[Data entries for graphics]
====================

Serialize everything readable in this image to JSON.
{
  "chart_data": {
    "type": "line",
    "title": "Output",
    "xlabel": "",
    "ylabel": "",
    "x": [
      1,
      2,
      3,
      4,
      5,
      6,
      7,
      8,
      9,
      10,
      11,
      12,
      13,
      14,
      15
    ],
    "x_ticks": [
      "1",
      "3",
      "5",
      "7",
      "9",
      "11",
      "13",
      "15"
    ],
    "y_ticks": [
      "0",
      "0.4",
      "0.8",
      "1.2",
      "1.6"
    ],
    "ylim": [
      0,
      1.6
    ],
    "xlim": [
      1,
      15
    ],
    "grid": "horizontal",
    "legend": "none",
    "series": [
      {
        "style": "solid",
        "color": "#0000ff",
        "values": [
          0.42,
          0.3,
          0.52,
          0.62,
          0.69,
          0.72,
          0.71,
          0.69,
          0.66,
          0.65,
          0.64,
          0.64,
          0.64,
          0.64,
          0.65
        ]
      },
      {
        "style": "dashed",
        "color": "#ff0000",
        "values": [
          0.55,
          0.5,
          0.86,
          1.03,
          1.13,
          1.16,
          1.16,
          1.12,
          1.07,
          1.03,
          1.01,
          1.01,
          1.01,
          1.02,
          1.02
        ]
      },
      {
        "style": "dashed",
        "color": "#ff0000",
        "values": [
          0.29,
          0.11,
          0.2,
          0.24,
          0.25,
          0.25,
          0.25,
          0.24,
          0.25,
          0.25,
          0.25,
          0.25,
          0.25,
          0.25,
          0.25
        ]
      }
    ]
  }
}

====================

Copy out the whole listing exactly; please set it all down.

__TASK OUTPUT__:
Serialize everything readable in this image to JSON.
{
  "chart_data": {
    "type": "line",
    "title": "Output",
    "xlabel": "",
    "ylabel": "",
    "x": [
      1,
      2,
      3,
      4,
      5,
      6,
      7,
      8,
      9,
      10,
      11,
      12,
      13,
      14,
      15
    ],
    "x_ticks": [
      "1",
      "3",
      "5",
      "7",
      "9",
      "11",
      "13",
      "15"
    ],
    "y_ticks": [
      "0",
      "0.4",
      "0.8",
      "1.2",
      "1.6"
    ],
    "ylim": [
      0,
      1.6
    ],
    "xlim": [
      1,
      15
    ],
    "grid": "horizontal",
    "legend": "none",
    "series": [
      {
        "style": "solid",
        "color": "#0000ff",
        "values": [
          0.42,
          0.3,
          0.52,
          0.62,
          0.69,
          0.72,
          0.71,
          0.69,
          0.66,
          0.65,
          0.64,
          0.64,
          0.64,
          0.64,
          0.65
        ]
      },
      {
        "style": "dashed",
        "color": "#ff0000",
        "values": [
          0.55,
          0.5,
          0.86,
          1.03,
          1.13,
          1.16,
          1.16,
          1.12,
          1.07,
          1.03,
          1.01,
          1.01,
          1.01,
          1.02,
          1.02
        ]
      },
      {
        "style": "dashed",
        "color": "#ff0000",
        "values": [
          0.29,
          0.11,
          0.2,
          0.24,
          0.25,
          0.25,
          0.25,
          0.24,
          0.25,
          0.25,
          0.25,
          0.25,
          0.25,
          0.25,
          0.25
        ]
      }
    ]
  }
}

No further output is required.